# [Material provided]
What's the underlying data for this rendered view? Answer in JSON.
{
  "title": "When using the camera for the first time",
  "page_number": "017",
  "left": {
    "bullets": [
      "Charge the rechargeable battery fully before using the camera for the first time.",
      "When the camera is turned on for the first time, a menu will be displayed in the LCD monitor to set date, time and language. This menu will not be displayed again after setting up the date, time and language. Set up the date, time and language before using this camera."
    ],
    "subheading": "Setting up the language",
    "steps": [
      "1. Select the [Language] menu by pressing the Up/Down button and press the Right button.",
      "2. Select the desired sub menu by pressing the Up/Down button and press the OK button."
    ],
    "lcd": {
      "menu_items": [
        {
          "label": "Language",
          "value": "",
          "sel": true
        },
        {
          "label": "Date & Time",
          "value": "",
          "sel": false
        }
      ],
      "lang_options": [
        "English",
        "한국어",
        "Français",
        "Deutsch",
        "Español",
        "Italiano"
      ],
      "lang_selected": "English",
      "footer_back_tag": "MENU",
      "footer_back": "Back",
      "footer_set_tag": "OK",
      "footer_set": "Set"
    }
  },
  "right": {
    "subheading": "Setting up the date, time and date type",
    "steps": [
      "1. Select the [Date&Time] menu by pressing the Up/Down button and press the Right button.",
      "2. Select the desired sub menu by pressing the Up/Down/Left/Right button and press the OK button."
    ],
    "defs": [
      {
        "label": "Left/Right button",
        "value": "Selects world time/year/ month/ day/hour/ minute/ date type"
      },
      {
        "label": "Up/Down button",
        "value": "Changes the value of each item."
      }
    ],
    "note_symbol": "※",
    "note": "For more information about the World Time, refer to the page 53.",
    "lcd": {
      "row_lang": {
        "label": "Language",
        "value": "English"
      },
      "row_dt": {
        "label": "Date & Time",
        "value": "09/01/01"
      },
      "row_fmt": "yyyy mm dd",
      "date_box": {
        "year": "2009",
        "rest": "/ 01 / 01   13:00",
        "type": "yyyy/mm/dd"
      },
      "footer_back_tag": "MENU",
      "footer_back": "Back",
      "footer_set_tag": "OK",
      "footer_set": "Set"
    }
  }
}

# [What is required]
Could you transcribe the records in full, exactly?

# [Exercise answer]
What's the underlying data for this rendered view? Answer in JSON.
{
  "title": "When using the camera for the first time",
  "page_number": "017",
  "left": {
    "bullets": [
      "Charge the rechargeable battery fully before using the camera for the first time.",
      "When the camera is turned on for the first time, a menu will be displayed in the LCD monitor to set date, time and language. This menu will not be displayed again after setting up the date, time and language. Set up the date, time and language before using this camera."
    ],
    "subheading": "Setting up the language",
    "steps": [
      "1. Select the [Language] menu by pressing the Up/Down button and press the Right button.",
      "2. Select the desired sub menu by pressing the Up/Down button and press the OK button."
    ],
    "lcd": {
      "menu_items": [
        {
          "label": "Language",
          "value": "",
          "sel": true
        },
        {
          "label": "Date & Time",
          "value": "",
          "sel": false
        }
      ],
      "lang_options": [
        "English",
        "한국어",
        "Français",
        "Deutsch",
        "Español",
        "Italiano"
      ],
      "lang_selected": "English",
      "footer_back_tag": "MENU",
      "footer_back": "Back",
      "footer_set_tag": "OK",
      "footer_set": "Set"
    }
  },
  "right": {
    "subheading": "Setting up the date, time and date type",
    "steps": [
      "1. Select the [Date&Time] menu by pressing the Up/Down button and press the Right button.",
      "2. Select the desired sub menu by pressing the Up/Down/Left/Right button and press the OK button."
    ],
    "defs": [
      {
        "label": "Left/Right button",
        "value": "Selects world time/year/ month/ day/hour/ minute/ date type"
      },
      {
        "label": "Up/Down button",
        "value": "Changes the value of each item."
      }
    ],
    "note_symbol": "※",
    "note": "For more information about the World Time, refer to the page 53.",
    "lcd": {
      "row_lang": {
        "label": "Language",
        "value": "English"
      },
      "row_dt": {
        "label": "Date & Time",
        "value": "09/01/01"
      },
      "row_fmt": "yyyy mm dd",
      "date_box": {
        "year": "2009",
        "rest": "/ 01 / 01   13:00",
        "type": "yyyy/mm/dd"
      },
      "footer_back_tag": "MENU",
      "footer_back": "Back",
      "footer_set_tag": "OK",
      "footer_set": "Set"
    }
  }
}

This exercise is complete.